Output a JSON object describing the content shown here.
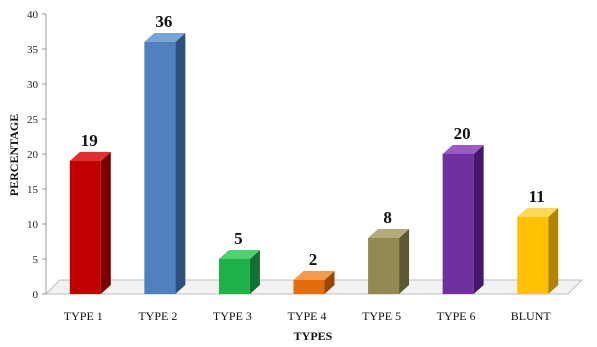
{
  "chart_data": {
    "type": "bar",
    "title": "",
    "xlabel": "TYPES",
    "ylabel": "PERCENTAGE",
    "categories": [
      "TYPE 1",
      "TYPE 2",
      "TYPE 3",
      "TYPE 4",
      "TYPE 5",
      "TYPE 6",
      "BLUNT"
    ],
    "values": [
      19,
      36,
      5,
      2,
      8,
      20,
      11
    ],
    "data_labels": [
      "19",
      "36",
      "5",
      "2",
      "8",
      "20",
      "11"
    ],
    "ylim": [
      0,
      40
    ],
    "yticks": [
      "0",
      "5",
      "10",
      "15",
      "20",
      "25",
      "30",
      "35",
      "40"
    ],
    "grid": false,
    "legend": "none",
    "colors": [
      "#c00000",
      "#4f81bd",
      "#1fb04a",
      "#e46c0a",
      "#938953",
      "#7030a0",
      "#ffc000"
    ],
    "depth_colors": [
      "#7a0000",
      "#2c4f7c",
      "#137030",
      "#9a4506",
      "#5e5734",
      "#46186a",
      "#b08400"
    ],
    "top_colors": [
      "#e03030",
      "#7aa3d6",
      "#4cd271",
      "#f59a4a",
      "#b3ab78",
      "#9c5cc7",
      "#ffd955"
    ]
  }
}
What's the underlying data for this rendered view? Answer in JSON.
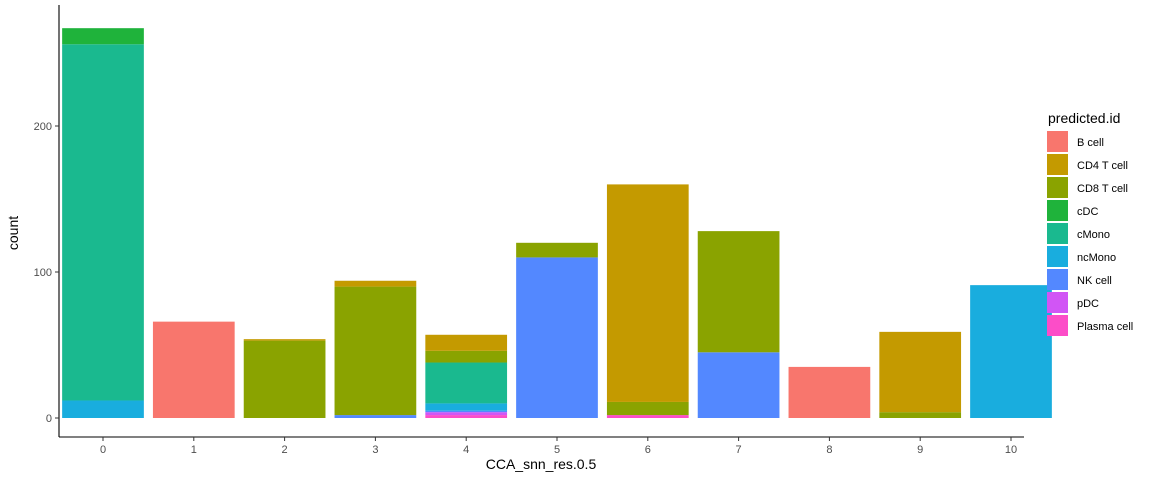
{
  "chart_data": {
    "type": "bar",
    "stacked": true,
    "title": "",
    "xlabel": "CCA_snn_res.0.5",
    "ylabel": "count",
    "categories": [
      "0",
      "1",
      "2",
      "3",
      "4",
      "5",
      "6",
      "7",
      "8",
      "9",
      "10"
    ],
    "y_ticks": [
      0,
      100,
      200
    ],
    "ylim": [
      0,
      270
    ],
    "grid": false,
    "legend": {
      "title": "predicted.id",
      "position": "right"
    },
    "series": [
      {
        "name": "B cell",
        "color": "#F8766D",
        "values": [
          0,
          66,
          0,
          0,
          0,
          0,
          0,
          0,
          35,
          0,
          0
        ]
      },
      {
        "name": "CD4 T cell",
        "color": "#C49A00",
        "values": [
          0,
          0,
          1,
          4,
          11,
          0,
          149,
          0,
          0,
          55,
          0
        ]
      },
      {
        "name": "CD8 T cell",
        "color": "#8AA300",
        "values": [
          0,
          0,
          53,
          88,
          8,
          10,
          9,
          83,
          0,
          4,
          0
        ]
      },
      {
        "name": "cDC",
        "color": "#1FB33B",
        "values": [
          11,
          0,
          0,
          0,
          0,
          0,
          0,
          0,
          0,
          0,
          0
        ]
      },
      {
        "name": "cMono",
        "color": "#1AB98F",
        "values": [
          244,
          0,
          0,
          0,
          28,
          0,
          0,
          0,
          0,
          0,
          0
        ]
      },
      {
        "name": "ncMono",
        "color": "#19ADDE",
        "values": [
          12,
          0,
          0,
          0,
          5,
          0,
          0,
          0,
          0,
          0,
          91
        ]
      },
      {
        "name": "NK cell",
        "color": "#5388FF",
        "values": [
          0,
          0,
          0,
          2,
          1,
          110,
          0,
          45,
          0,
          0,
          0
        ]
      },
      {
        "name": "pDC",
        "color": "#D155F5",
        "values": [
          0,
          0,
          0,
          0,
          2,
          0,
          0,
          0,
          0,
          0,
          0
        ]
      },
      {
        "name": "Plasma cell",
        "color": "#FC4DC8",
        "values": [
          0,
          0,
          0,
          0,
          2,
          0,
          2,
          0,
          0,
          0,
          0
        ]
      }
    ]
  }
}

_Task directions_: Some lines of the records may hold the word "name". How many do? Answer with a number and nothing else.

_Solution for this task_: 9